• [Testo fornito]:

Il cambiamento climatico minaccia anche i parchi naturali africani [ecco cosa fare]

di Giorgia Tizzoni 1 visite

I parchi nazionali africani, che ospitano migliaia di specie selvatiche come leoni, elefanti e bufali, sono sempre più minacciati da precipitazioni inferiori alla media e da nuovi progetti infrastrutturali.

Una prolungata siccità in gran parte dell'est del continente, esacerbata dai cambiamenti climatici, e gli sviluppi su larga scala, tra cui le trivellazioni petrolifere e il pascolo del bestiame, stanno ostacolando gli sforzi di conservazione nelle aree protette, affermano diversi esperti ambientali.

I parchi a rischio si estendono dal Kenya a est - dove si trovano i parchi nazionali di Tsavo e Nairobi - a sud fino ai parchi Mkomazi e Serengeti in Tanzania, ai parchi Quirimbas e Gorongosa in Mozambico e al famoso Parco nazionale Kruger in Sudafrica, e a ovest fino alle riserve Kahuzi Biega, Salonga e Virunga in Congo.

I parchi non solo proteggono la flora e la fauna, ma agiscono anche come serbatoi naturali di carbonio, immagazzinando l'anidride carbonica emessa nell'aria e riducendo gli effetti del riscaldamento globale.

Si stima che il 38% delle aree di biodiversità africane sia gravemente minacciato dai cambiamenti climatici e dallo sviluppo delle infrastrutture, ha dichiarato Ken Mwathe di BirdLife International.

• [Estratti delle voci]:
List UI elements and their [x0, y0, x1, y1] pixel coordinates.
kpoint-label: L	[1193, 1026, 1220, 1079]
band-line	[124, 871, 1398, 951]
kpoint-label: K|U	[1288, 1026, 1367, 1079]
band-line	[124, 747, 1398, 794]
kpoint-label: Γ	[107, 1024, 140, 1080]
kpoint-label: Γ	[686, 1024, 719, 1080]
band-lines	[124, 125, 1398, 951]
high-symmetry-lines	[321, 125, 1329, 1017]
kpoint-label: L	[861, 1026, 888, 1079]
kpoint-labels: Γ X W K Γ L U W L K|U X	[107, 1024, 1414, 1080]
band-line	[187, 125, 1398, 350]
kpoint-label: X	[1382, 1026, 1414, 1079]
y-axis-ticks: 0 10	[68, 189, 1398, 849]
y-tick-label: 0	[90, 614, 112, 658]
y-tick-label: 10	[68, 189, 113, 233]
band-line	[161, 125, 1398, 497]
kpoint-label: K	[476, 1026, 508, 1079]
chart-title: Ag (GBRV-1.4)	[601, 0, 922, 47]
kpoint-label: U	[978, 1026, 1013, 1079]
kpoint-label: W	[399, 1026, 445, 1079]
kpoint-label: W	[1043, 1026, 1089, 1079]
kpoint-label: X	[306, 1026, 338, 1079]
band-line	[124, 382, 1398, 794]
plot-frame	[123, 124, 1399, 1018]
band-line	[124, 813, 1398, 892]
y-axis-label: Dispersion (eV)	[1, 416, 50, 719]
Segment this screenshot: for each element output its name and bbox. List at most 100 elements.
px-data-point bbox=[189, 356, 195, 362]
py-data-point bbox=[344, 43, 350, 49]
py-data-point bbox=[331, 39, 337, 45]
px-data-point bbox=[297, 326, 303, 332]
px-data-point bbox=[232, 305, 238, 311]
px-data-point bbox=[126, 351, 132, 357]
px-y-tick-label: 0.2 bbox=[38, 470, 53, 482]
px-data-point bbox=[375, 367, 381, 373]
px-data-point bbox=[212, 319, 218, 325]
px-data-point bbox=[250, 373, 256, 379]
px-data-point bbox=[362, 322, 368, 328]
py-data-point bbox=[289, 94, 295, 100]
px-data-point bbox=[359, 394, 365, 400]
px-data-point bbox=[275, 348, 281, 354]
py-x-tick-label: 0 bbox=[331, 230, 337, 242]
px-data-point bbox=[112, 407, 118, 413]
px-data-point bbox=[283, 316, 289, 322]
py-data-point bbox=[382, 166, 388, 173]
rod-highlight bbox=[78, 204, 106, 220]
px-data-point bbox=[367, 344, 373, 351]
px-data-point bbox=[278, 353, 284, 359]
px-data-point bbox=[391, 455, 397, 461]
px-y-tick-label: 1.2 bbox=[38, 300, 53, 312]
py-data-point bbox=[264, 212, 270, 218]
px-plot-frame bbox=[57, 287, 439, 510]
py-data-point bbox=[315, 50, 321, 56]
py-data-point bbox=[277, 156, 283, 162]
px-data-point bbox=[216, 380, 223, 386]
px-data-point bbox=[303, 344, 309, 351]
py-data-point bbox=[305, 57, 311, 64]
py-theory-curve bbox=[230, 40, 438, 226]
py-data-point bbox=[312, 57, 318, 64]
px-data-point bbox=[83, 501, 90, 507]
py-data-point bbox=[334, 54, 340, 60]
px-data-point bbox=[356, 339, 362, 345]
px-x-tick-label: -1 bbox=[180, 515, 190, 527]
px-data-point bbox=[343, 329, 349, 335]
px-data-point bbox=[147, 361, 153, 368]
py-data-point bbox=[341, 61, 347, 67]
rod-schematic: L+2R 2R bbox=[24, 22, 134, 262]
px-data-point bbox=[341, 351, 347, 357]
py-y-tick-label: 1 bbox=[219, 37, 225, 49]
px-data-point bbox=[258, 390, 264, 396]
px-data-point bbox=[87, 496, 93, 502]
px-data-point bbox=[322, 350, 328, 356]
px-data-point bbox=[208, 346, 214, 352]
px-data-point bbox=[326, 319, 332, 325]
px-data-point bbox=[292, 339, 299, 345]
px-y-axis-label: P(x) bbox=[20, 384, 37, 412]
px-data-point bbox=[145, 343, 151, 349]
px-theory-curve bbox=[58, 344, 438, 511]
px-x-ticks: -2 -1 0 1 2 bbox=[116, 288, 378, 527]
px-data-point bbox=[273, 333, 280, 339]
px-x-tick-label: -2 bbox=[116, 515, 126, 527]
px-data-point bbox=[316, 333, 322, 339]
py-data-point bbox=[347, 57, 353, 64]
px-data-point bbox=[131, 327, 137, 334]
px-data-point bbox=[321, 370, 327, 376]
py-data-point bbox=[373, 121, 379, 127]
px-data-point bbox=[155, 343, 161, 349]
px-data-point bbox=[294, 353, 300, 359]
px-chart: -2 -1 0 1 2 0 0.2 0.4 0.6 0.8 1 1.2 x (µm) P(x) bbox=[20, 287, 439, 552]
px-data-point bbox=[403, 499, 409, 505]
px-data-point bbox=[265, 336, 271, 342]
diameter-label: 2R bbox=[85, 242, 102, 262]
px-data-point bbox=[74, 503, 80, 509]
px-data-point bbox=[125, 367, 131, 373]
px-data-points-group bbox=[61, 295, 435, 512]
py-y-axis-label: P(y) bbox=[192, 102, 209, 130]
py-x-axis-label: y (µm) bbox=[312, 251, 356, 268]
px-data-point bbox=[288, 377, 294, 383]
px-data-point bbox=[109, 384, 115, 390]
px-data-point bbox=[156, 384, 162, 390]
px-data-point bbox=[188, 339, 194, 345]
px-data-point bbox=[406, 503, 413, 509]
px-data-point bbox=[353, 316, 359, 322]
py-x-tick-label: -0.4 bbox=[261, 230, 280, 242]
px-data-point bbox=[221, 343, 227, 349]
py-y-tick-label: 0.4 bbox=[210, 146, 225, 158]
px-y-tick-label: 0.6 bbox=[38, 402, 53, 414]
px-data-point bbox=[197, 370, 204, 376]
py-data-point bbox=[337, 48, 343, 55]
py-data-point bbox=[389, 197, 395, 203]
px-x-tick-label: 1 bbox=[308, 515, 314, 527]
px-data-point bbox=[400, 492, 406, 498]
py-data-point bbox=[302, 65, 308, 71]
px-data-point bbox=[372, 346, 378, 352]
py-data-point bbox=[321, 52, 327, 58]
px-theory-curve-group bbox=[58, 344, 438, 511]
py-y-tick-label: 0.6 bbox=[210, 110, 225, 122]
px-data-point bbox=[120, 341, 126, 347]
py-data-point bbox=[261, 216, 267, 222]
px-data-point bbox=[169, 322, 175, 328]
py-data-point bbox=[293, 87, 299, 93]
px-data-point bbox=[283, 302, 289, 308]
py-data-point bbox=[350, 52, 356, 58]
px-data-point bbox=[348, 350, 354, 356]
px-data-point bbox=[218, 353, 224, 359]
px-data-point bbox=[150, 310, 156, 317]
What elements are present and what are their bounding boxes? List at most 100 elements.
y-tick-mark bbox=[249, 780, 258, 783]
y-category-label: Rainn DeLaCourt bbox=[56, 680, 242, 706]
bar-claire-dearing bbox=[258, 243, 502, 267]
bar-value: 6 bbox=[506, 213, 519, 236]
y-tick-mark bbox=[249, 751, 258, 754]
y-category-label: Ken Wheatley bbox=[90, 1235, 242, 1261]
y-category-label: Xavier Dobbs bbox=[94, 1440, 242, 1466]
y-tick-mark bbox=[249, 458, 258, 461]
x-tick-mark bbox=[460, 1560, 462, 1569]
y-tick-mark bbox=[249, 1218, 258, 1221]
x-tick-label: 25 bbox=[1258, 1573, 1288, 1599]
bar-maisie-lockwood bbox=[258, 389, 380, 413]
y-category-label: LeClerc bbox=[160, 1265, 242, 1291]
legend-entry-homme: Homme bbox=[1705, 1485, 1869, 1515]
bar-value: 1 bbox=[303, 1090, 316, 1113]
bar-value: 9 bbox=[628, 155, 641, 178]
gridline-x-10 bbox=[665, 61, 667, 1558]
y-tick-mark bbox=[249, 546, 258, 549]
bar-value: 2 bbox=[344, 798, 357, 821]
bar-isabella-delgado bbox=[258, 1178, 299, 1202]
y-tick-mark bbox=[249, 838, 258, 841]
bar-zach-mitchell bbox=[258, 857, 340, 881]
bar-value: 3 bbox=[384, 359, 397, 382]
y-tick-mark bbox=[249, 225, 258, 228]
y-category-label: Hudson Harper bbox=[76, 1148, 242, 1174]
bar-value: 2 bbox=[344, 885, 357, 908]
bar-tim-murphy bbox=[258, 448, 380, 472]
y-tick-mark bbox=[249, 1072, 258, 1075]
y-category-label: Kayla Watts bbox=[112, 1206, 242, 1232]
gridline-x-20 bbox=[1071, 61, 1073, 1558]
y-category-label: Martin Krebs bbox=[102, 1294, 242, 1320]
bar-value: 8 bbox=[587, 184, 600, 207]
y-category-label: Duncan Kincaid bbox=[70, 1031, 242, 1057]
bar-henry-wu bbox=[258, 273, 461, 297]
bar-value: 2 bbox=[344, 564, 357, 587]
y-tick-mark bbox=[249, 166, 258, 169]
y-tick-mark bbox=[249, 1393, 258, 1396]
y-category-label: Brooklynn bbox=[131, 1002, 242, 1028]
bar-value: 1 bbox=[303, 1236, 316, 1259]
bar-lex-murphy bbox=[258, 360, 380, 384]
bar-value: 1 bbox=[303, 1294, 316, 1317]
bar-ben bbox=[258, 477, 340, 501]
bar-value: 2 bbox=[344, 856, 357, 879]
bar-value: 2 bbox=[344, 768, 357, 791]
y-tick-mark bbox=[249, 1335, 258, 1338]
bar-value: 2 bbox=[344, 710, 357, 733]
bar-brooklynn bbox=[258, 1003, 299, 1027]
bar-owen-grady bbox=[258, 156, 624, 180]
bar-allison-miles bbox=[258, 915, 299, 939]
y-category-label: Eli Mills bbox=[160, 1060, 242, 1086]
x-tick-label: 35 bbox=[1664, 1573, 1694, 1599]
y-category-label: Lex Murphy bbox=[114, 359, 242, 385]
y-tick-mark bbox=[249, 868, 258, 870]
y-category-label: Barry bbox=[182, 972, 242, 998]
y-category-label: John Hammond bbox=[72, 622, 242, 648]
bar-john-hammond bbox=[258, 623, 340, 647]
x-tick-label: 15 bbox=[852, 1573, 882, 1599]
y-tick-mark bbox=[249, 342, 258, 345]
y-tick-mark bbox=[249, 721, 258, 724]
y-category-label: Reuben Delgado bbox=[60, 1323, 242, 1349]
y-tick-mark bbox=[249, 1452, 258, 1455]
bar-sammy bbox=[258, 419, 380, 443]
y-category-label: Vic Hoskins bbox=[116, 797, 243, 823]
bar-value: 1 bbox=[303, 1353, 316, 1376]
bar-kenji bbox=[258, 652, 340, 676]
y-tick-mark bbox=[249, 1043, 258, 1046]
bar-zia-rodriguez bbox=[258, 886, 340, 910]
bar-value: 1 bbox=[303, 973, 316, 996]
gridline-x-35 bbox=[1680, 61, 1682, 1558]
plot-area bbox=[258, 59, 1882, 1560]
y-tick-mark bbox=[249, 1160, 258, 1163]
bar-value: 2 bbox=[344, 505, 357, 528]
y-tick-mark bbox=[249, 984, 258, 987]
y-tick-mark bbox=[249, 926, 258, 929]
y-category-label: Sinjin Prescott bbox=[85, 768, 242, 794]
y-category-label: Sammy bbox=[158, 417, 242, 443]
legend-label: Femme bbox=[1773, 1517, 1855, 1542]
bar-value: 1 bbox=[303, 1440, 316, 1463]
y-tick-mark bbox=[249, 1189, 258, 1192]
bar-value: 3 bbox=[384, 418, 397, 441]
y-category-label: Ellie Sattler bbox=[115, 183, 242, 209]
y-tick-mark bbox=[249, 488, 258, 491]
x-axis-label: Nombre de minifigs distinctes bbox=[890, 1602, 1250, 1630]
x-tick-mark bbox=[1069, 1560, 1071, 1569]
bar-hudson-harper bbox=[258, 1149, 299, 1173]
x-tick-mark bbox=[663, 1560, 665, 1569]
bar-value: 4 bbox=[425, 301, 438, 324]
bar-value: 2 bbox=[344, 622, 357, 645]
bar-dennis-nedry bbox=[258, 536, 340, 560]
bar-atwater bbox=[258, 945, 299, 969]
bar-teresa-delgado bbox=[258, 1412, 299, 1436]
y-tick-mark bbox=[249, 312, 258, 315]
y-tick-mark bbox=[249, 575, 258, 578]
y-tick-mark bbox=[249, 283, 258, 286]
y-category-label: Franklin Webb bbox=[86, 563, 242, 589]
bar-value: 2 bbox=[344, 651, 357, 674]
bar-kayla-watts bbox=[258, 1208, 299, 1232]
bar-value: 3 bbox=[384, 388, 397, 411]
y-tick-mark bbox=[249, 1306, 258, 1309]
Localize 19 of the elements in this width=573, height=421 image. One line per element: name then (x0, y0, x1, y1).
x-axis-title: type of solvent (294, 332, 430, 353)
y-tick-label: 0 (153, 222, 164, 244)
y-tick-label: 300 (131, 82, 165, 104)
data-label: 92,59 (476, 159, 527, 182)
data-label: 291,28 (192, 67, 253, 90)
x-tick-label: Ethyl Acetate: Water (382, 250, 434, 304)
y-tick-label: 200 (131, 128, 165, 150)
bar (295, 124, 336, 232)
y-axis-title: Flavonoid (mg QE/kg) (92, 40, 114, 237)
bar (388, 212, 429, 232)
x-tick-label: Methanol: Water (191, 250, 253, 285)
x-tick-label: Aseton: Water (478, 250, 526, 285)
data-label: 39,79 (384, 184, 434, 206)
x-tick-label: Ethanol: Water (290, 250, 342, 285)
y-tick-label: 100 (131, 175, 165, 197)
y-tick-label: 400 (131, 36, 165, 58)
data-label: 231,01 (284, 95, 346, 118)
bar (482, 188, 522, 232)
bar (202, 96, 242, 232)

• [Istruzioni dei compiti]:
A: Secondo il testo sui parchi africani, quali parchi a rischio si trovano in Mozambico?
B: Riscrivi in forma più breve il paragrafo del testo sui parchi africani che comincia con "Una prolungata siccità", mantenendone i fatti principali.
C: Prosegui il testo sui parchi africani a partire dall'ultima frase riportata.

• [Risultati]:
A: I parchi Quirimbas e Gorongosa.

B: Secondo diversi esperti ambientali, la lunga siccità nell'Africa orientale, aggravata dai cambiamenti climatici, e i grandi sviluppi come trivellazioni petrolifere e pascolo del bestiame ostacolano la conservazione nelle aree protette.

C:
"Nel corso degli anni, soprattutto in Africa, le aree chiave per la biodiversità sono state considerate dagli investitori come inattive e pronte per lo sviluppo", ha detto Mwathe. "I governi assegnano terreni in queste aree per lo sviluppo delle infrastrutture".

Ha aggiunto che "le linee elettriche e le altre infrastrutture energetiche causano collisioni con gli uccelli, a causa della scarsa visibilità. Il numero di uccelli uccisi in questo modo non è esiguo".

Nel tentativo di migliorare gli standard di vita e di raggiungere gli obiettivi di sviluppo sostenibile, come l'accesso all'acqua potabile e al cibo, l'aumento dei posti di lavoro e della crescita economica e il miglioramento della qualità dell'istruzione, i governi africani hanno puntato su grandi progetti edilizi, molti dei quali finanziati da investimenti stranieri, soprattutto dalla Cina.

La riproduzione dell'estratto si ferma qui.